Stated goal
Extract every entry word for word. Skip the pictures.

Input material start

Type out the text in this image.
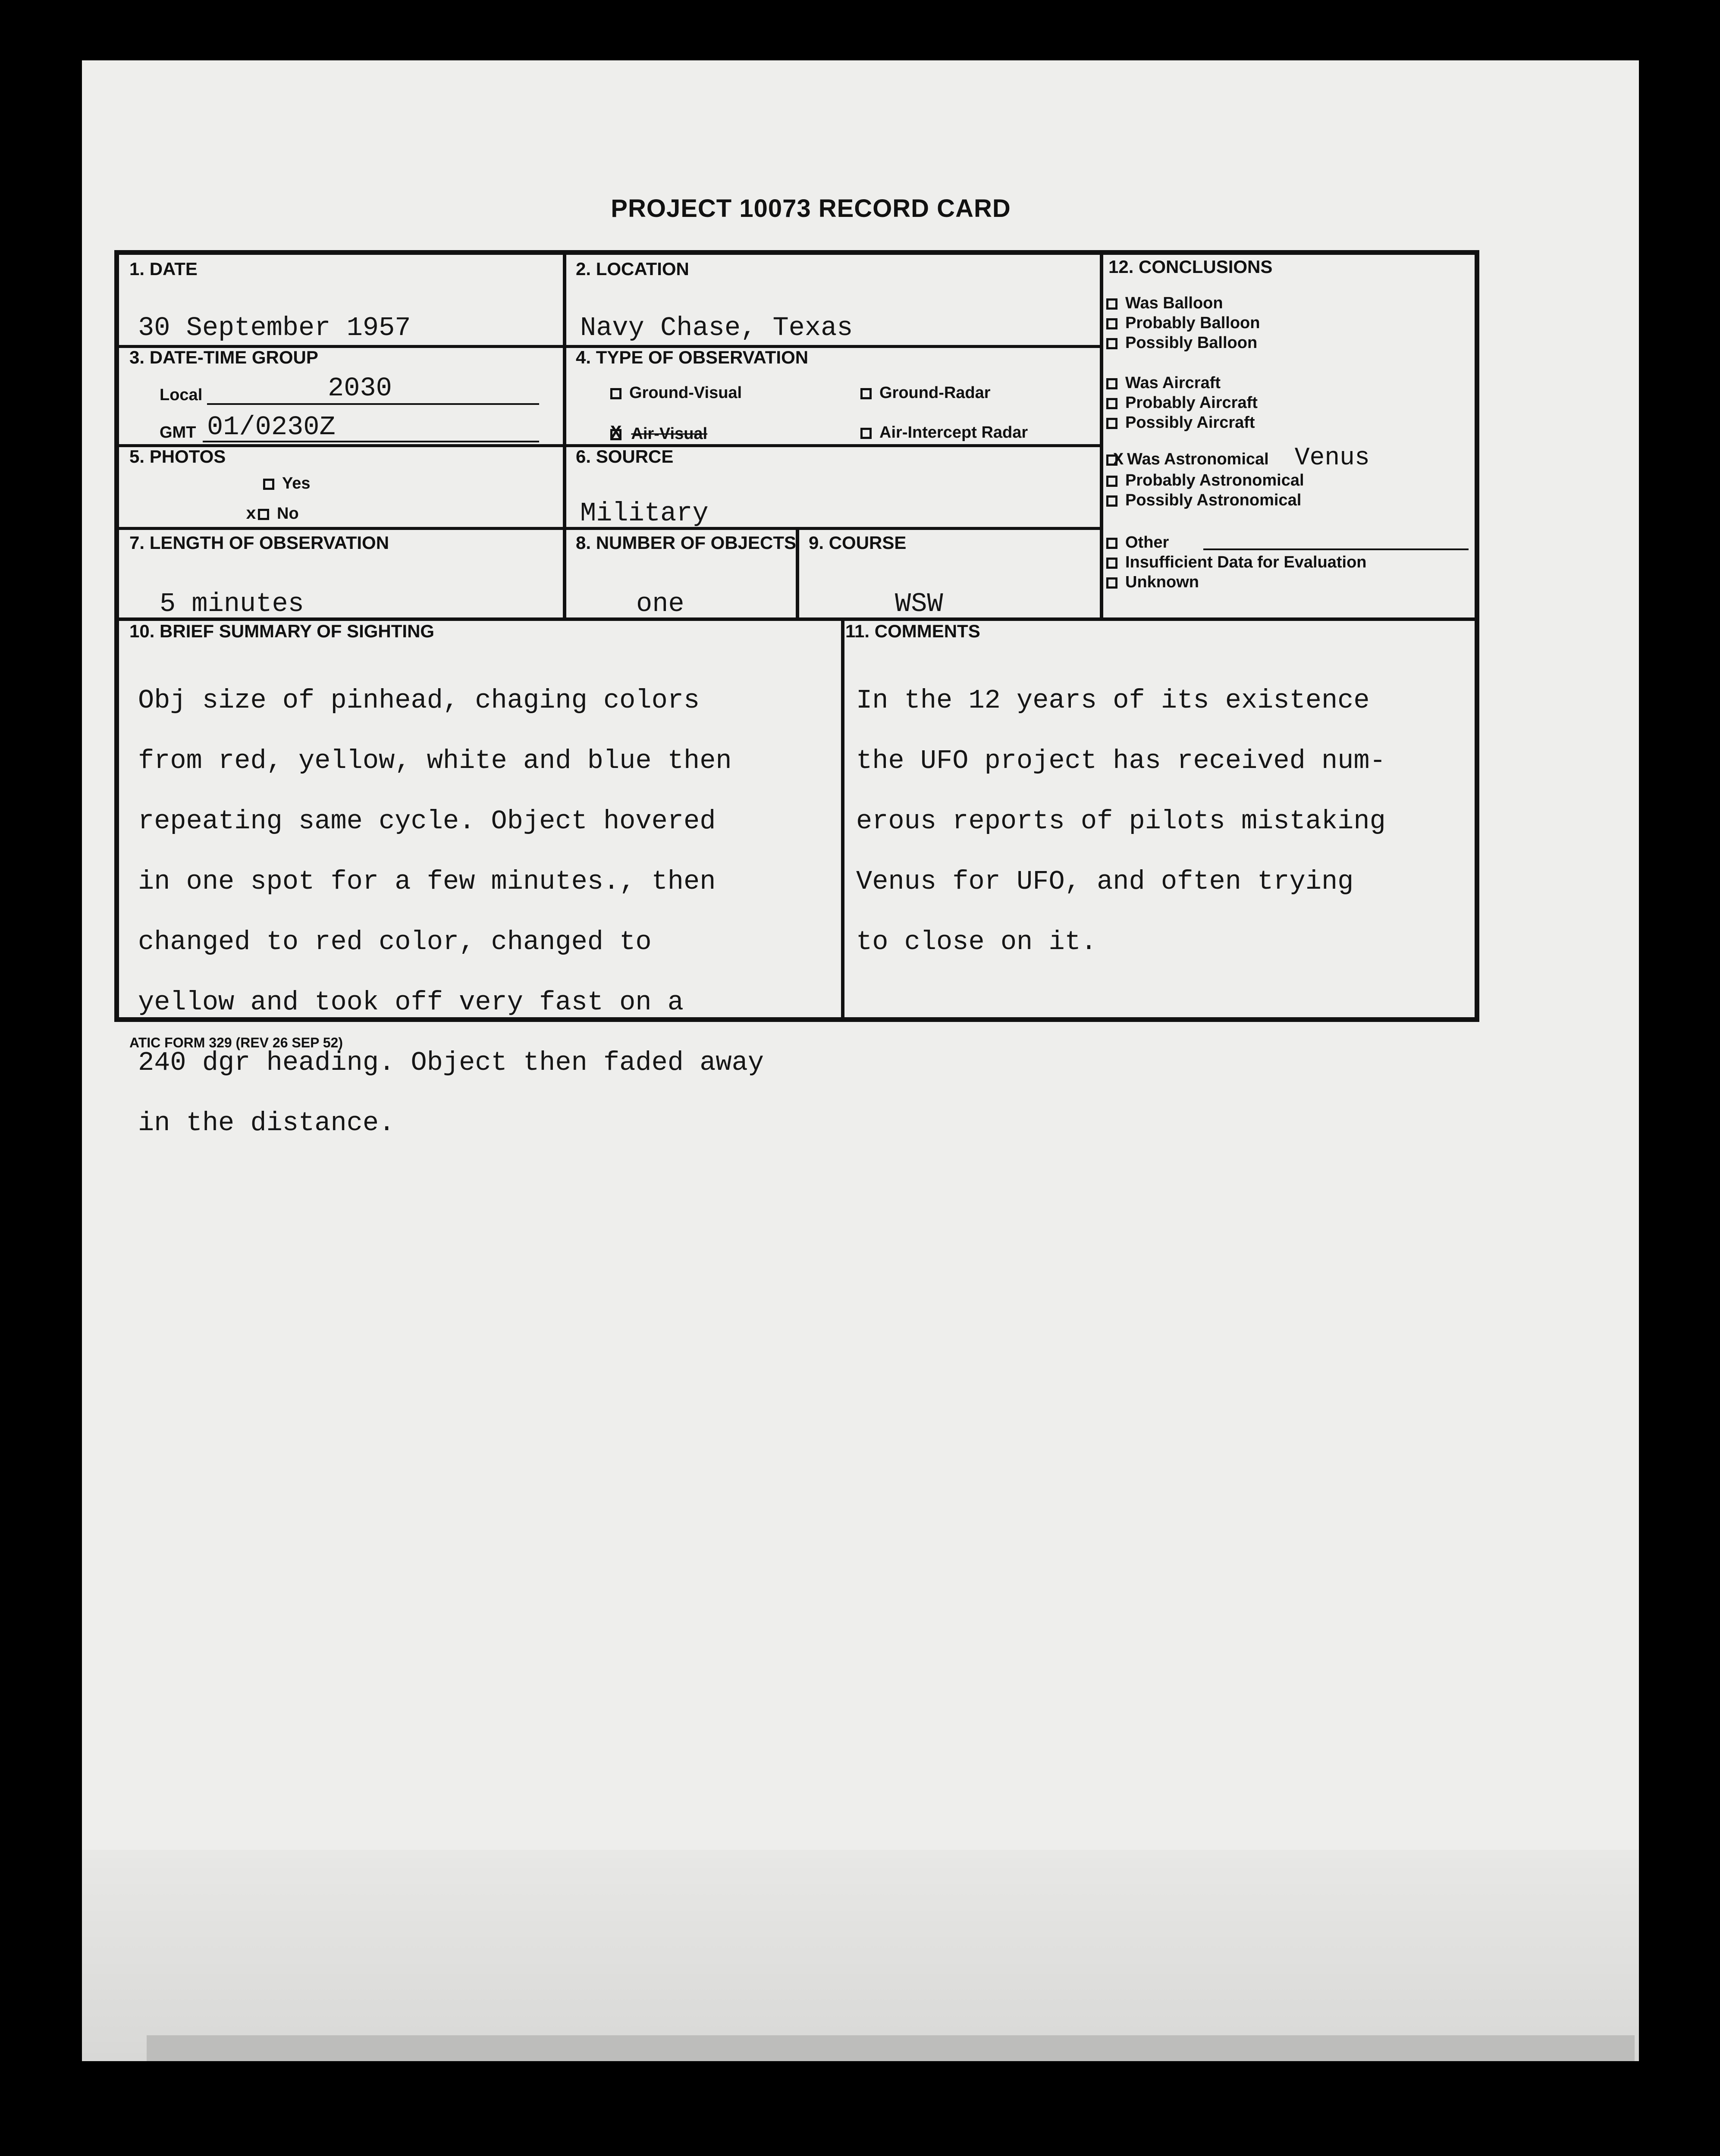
PROJECT 10073 RECORD CARD
1. DATE
30 September 1957
2. LOCATION
Navy Chase, Texas
3. DATE-TIME GROUP
Local	2030
GMT 01/0230Z
4. TYPE OF OBSERVATION
Ground-Visual	Ground-Radar
X Air-Visual	Air-Intercept Radar
5. PHOTOS
Yes
x No
6. SOURCE
Military
7. LENGTH OF OBSERVATION
5 minutes
8. NUMBER OF OBJECTS
one
9. COURSE
WSW
10. BRIEF SUMMARY OF SIGHTING

Obj size of pinhead, chaging colors

from red, yellow, white and blue then

repeating same cycle. Object hovered

in one spot for a few minutes., then

changed to red color, changed to

yellow and took off very fast on a

240 dgr heading. Object then faded away

in the distance.

11. COMMENTS

In the 12 years of its existence

the UFO project has received num-

erous reports of pilots mistaking

Venus for UFO, and often trying

to close on it.

12. CONCLUSIONS
Was Balloon
Probably Balloon
Possibly Balloon
Was Aircraft
Probably Aircraft
Possibly Aircraft
X Was Astronomical Venus
Probably Astronomical
Possibly Astronomical
Other
Insufficient Data for Evaluation
Unknown
ATIC FORM 329 (REV 26 SEP 52)
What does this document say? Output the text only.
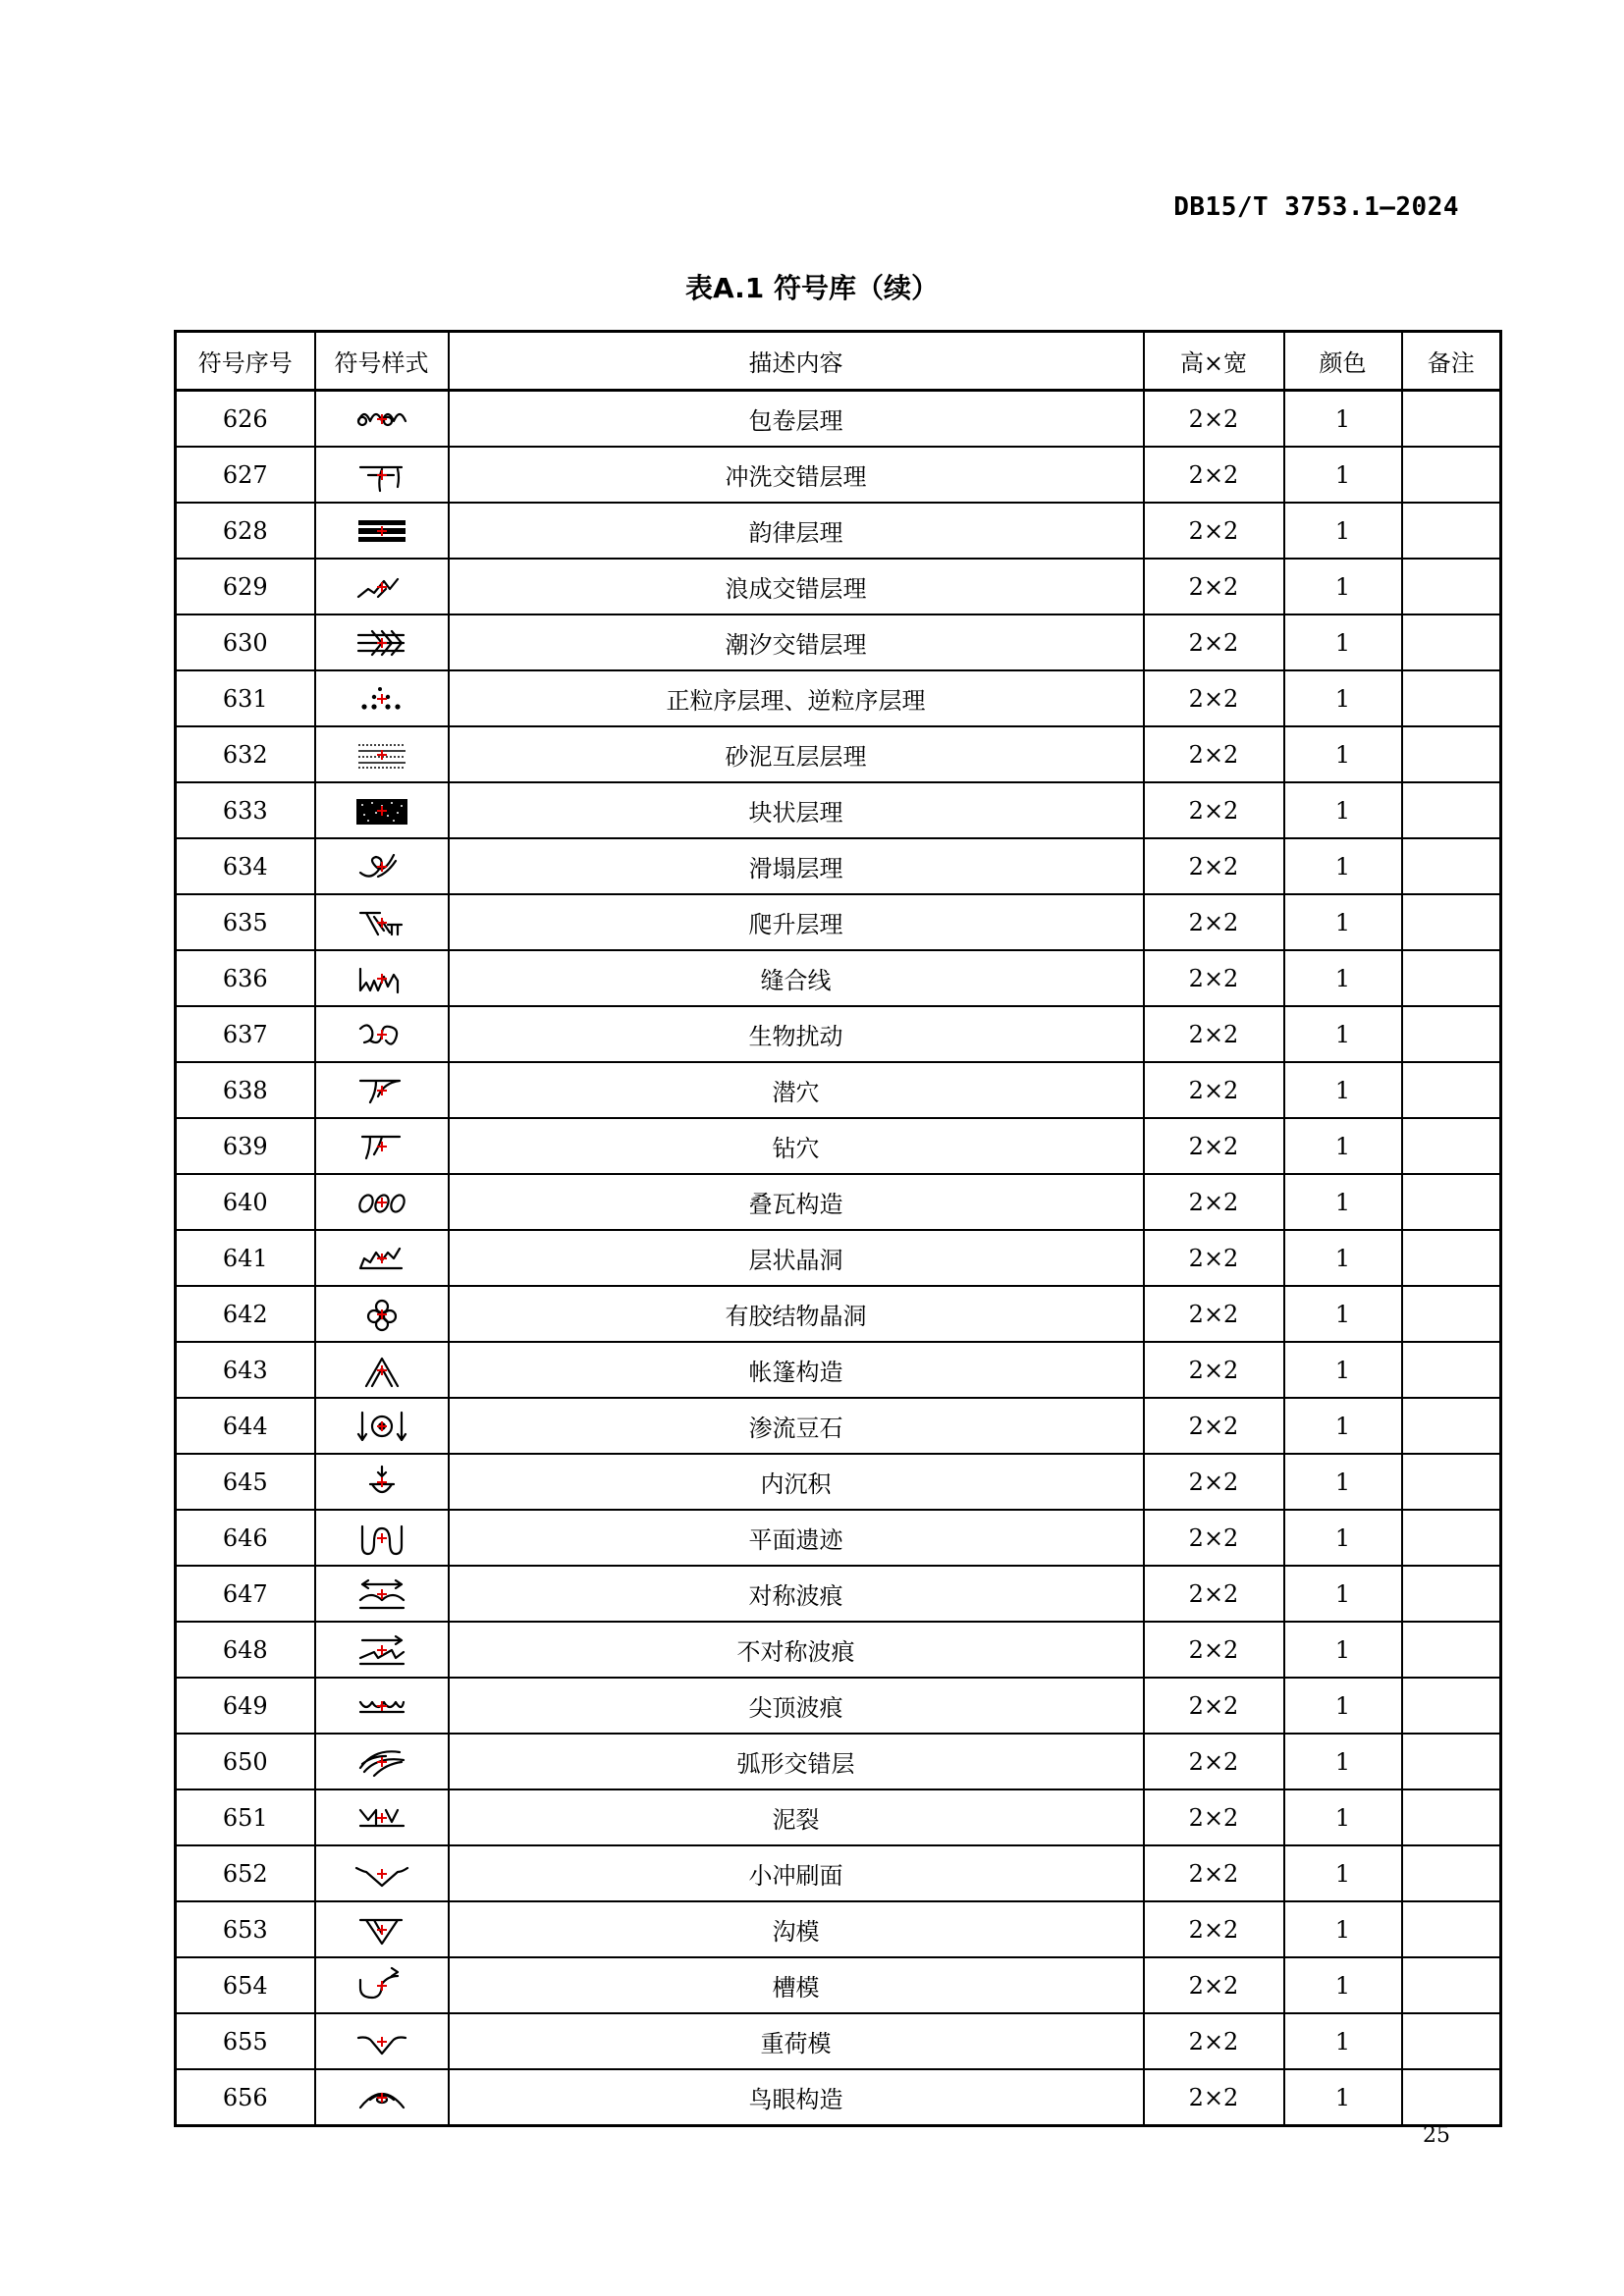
DB15/T 3753.1—2024
表A.1 符号库（续）
符号序号	符号样式	描述内容	高×宽	颜色	备注
626		包卷层理	2×2	1	
627		冲洗交错层理	2×2	1	
628		韵律层理	2×2	1	
629		浪成交错层理	2×2	1	
630		潮汐交错层理	2×2	1	
631		正粒序层理、逆粒序层理	2×2	1	
632		砂泥互层层理	2×2	1	
633		块状层理	2×2	1	
634		滑塌层理	2×2	1	
635		爬升层理	2×2	1	
636		缝合线	2×2	1	
637		生物扰动	2×2	1	
638		潜穴	2×2	1	
639		钻穴	2×2	1	
640		叠瓦构造	2×2	1	
641		层状晶洞	2×2	1	
642		有胶结物晶洞	2×2	1	
643		帐篷构造	2×2	1	
644		渗流豆石	2×2	1	
645		内沉积	2×2	1	
646		平面遗迹	2×2	1	
647		对称波痕	2×2	1	
648		不对称波痕	2×2	1	
649		尖顶波痕	2×2	1	
650		弧形交错层	2×2	1	
651		泥裂	2×2	1	
652		小冲刷面	2×2	1	
653		沟模	2×2	1	
654		槽模	2×2	1	
655		重荷模	2×2	1	
656		鸟眼构造	2×2	1	
25
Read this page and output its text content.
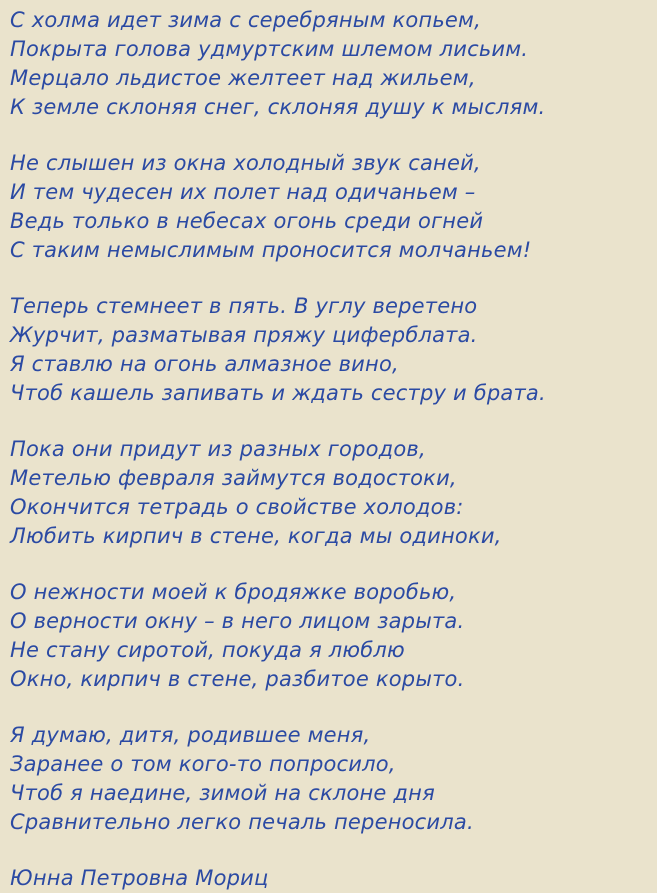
С холма идет зима с серебряным копьем,

Покрыта голова удмуртским шлемом лисьим.

Мерцало льдистое желтеет над жильем,

К земле склоняя снег, склоняя душу к мыслям.

Не слышен из окна холодный звук саней,

И тем чудесен их полет над одичаньем –

Ведь только в небесах огонь среди огней

С таким немыслимым проносится молчаньем!

Теперь стемнеет в пять. В углу веретено

Журчит, разматывая пряжу циферблата.

Я ставлю на огонь алмазное вино,

Чтоб кашель запивать и ждать сестру и брата.

Пока они придут из разных городов,

Метелью февраля займутся водостоки,

Окончится тетрадь о свойстве холодов:

Любить кирпич в стене, когда мы одиноки,

О нежности моей к бродяжке воробью,

О верности окну – в него лицом зарыта.

Не стану сиротой, покуда я люблю

Окно, кирпич в стене, разбитое корыто.

Я думаю, дитя, родившее меня,

Заранее о том кого-то попросило,

Чтоб я наедине, зимой на склоне дня

Сравнительно легко печаль переносила.

Юнна Петровна Мориц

Input material end

Exercise solution
Type out the text in this image.
PROJECT 10073 RECORD CARD
1. DATE
30 September 1957
2. LOCATION
Navy Chase, Texas
3. DATE-TIME GROUP
Local	2030
GMT 01/0230Z
4. TYPE OF OBSERVATION
Ground-Visual	Ground-Radar
X Air-Visual	Air-Intercept Radar
5. PHOTOS
Yes
x No
6. SOURCE
Military
7. LENGTH OF OBSERVATION
5 minutes
8. NUMBER OF OBJECTS
one
9. COURSE
WSW
10. BRIEF SUMMARY OF SIGHTING

Obj size of pinhead, chaging colors

from red, yellow, white and blue then

repeating same cycle. Object hovered

in one spot for a few minutes., then

changed to red color, changed to

yellow and took off very fast on a

240 dgr heading. Object then faded away

in the distance.

11. COMMENTS

In the 12 years of its existence

the UFO project has received num-

erous reports of pilots mistaking

Venus for UFO, and often trying

to close on it.

12. CONCLUSIONS
Was Balloon
Probably Balloon
Possibly Balloon
Was Aircraft
Probably Aircraft
Possibly Aircraft
X Was Astronomical Venus
Probably Astronomical
Possibly Astronomical
Other
Insufficient Data for Evaluation
Unknown
ATIC FORM 329 (REV 26 SEP 52)
What does this document say? Output the text only.
DB15/T 3753.1—2024
表A.1 符号库（续）
符号序号	符号样式	描述内容	高×宽	颜色	备注
626		包卷层理	2×2	1	
627		冲洗交错层理	2×2	1	
628		韵律层理	2×2	1	
629		浪成交错层理	2×2	1	
630		潮汐交错层理	2×2	1	
631		正粒序层理、逆粒序层理	2×2	1	
632		砂泥互层层理	2×2	1	
633		块状层理	2×2	1	
634		滑塌层理	2×2	1	
635		爬升层理	2×2	1	
636		缝合线	2×2	1	
637		生物扰动	2×2	1	
638		潜穴	2×2	1	
639		钻穴	2×2	1	
640		叠瓦构造	2×2	1	
641		层状晶洞	2×2	1	
642		有胶结物晶洞	2×2	1	
643		帐篷构造	2×2	1	
644		渗流豆石	2×2	1	
645		内沉积	2×2	1	
646		平面遗迹	2×2	1	
647		对称波痕	2×2	1	
648		不对称波痕	2×2	1	
649		尖顶波痕	2×2	1	
650		弧形交错层	2×2	1	
651		泥裂	2×2	1	
652		小冲刷面	2×2	1	
653		沟模	2×2	1	
654		槽模	2×2	1	
655		重荷模	2×2	1	
656		鸟眼构造	2×2	1	
25
Read this page and output its text content.
С холма идет зима с серебряным копьем,

Покрыта голова удмуртским шлемом лисьим.

Мерцало льдистое желтеет над жильем,

К земле склоняя снег, склоняя душу к мыслям.

Не слышен из окна холодный звук саней,

И тем чудесен их полет над одичаньем –

Ведь только в небесах огонь среди огней

С таким немыслимым проносится молчаньем!

Теперь стемнеет в пять. В углу веретено

Журчит, разматывая пряжу циферблата.

Я ставлю на огонь алмазное вино,

Чтоб кашель запивать и ждать сестру и брата.

Пока они придут из разных городов,

Метелью февраля займутся водостоки,

Окончится тетрадь о свойстве холодов:

Любить кирпич в стене, когда мы одиноки,

О нежности моей к бродяжке воробью,

О верности окну – в него лицом зарыта.

Не стану сиротой, покуда я люблю

Окно, кирпич в стене, разбитое корыто.

Я думаю, дитя, родившее меня,

Заранее о том кого-то попросило,

Чтоб я наедине, зимой на склоне дня

Сравнительно легко печаль переносила.

Юнна Петровна Мориц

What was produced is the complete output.